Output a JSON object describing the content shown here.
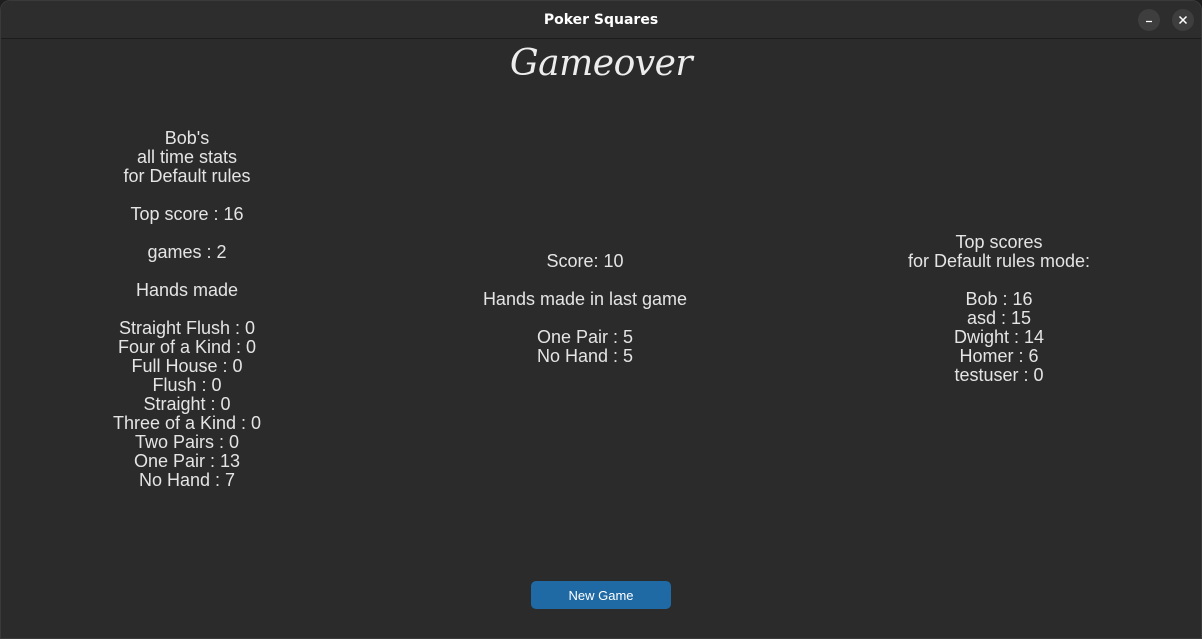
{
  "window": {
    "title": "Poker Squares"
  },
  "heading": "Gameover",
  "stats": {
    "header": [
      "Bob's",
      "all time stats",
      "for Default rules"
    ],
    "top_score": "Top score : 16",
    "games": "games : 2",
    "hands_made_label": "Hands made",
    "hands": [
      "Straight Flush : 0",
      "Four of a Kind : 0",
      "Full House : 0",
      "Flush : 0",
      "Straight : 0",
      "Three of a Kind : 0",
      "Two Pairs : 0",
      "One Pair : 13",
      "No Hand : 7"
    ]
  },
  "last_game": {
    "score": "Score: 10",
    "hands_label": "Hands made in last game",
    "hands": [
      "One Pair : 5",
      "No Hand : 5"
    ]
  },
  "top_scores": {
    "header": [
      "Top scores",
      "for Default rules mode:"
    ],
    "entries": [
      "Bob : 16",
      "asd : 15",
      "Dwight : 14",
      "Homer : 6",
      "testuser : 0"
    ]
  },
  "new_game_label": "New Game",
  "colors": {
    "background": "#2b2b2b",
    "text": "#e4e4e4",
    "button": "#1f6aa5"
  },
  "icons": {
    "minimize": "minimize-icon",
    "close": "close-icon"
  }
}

### Exercise objective:
Go through the listing above and write it all out exactly, leaving out any picture.

### Solution to this problem:
Output a JSON object describing the content shown here.
{
  "window": {
    "title": "Poker Squares"
  },
  "heading": "Gameover",
  "stats": {
    "header": [
      "Bob's",
      "all time stats",
      "for Default rules"
    ],
    "top_score": "Top score : 16",
    "games": "games : 2",
    "hands_made_label": "Hands made",
    "hands": [
      "Straight Flush : 0",
      "Four of a Kind : 0",
      "Full House : 0",
      "Flush : 0",
      "Straight : 0",
      "Three of a Kind : 0",
      "Two Pairs : 0",
      "One Pair : 13",
      "No Hand : 7"
    ]
  },
  "last_game": {
    "score": "Score: 10",
    "hands_label": "Hands made in last game",
    "hands": [
      "One Pair : 5",
      "No Hand : 5"
    ]
  },
  "top_scores": {
    "header": [
      "Top scores",
      "for Default rules mode:"
    ],
    "entries": [
      "Bob : 16",
      "asd : 15",
      "Dwight : 14",
      "Homer : 6",
      "testuser : 0"
    ]
  },
  "new_game_label": "New Game",
  "colors": {
    "background": "#2b2b2b",
    "text": "#e4e4e4",
    "button": "#1f6aa5"
  },
  "icons": {
    "minimize": "minimize-icon",
    "close": "close-icon"
  }
}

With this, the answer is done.